# [INPUT FOR THIS TASK]
▬▬▬▬▬▬

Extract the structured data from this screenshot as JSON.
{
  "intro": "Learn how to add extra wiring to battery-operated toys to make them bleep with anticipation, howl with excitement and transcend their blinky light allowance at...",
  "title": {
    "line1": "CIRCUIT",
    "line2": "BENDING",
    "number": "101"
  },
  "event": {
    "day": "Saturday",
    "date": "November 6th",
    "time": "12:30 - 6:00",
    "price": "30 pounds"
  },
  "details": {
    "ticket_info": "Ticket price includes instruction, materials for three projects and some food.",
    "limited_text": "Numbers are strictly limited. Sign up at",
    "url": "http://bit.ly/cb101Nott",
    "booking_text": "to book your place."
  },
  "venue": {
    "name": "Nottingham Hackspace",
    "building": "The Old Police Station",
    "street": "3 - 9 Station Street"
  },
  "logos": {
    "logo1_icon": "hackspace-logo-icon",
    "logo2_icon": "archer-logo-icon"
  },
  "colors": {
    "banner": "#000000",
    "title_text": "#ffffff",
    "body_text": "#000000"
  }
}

▬▬▬▬▬▬

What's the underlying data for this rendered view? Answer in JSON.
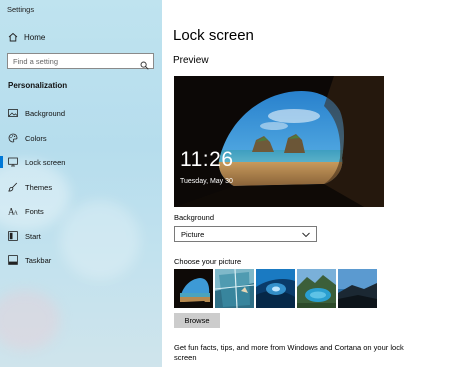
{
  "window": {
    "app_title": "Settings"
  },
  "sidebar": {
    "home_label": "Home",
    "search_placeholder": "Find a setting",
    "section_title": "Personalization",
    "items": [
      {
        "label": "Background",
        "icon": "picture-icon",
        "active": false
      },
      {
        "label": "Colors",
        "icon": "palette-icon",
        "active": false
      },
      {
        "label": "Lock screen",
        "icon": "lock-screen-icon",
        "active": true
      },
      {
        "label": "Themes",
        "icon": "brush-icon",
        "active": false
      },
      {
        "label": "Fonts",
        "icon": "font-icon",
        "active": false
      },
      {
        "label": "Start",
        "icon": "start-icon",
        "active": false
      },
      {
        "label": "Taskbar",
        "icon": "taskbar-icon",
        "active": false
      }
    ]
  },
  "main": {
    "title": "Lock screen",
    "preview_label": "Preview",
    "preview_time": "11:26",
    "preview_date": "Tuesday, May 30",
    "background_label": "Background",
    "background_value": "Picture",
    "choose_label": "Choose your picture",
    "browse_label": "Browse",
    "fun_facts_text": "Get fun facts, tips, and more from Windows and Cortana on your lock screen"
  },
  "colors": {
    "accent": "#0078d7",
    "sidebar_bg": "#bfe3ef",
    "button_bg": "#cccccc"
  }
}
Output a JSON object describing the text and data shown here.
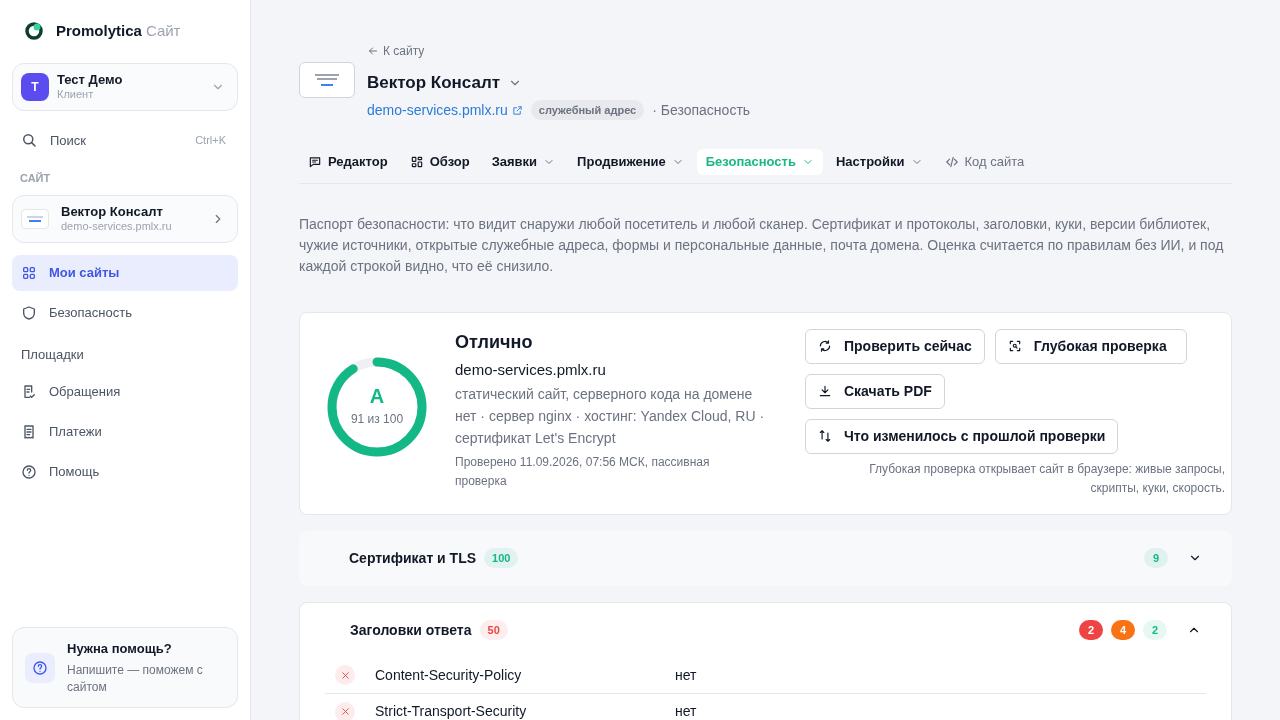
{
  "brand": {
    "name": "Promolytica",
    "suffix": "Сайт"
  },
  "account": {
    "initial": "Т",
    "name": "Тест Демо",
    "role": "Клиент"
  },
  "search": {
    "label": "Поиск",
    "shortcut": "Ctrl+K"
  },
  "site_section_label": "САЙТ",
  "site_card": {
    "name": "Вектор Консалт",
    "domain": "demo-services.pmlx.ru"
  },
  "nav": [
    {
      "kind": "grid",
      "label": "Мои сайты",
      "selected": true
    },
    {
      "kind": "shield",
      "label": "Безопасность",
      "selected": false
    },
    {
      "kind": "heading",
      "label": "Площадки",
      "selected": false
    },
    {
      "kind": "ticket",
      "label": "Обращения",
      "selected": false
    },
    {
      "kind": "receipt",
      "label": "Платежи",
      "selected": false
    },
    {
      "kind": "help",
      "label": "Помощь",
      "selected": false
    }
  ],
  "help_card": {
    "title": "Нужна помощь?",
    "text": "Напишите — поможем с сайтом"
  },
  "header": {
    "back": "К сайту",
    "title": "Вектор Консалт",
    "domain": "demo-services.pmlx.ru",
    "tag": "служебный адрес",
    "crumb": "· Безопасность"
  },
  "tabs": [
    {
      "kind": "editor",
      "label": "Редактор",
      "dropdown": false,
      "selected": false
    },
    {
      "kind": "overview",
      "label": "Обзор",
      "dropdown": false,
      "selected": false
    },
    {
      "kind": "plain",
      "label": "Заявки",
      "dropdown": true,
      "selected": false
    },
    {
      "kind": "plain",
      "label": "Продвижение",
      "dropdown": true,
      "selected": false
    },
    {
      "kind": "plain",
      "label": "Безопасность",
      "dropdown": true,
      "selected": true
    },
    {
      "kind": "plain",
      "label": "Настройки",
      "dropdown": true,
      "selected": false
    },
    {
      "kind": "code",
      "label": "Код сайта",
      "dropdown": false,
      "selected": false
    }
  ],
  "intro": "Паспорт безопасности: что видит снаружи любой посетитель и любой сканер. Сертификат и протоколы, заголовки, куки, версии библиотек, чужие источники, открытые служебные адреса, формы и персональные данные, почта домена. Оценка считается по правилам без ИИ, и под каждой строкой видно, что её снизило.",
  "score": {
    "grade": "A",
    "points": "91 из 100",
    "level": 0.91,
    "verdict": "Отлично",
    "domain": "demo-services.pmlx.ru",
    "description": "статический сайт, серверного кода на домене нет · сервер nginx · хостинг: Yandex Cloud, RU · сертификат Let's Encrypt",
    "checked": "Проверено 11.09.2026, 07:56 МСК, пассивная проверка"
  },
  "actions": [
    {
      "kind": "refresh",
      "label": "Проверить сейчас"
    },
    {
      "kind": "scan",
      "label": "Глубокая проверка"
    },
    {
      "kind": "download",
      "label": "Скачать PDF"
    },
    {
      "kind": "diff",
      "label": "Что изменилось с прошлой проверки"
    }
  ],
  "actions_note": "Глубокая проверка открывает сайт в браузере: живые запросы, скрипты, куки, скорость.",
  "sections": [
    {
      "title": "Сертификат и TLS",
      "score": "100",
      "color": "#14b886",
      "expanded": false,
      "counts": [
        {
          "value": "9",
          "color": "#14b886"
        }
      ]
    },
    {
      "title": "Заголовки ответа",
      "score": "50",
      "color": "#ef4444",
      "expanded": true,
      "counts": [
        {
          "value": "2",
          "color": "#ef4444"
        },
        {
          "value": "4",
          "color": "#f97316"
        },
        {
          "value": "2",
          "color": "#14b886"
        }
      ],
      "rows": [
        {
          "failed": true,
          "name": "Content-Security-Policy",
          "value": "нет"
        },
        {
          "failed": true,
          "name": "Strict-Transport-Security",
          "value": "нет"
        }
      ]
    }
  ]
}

▬▬▬▬▬▬

# [SHORT TASK]
Identify and copy lines that hold the string "Консалт".

# [CORRECT ANSWER]
    "name": "Вектор Консалт",
    "title": "Вектор Консалт",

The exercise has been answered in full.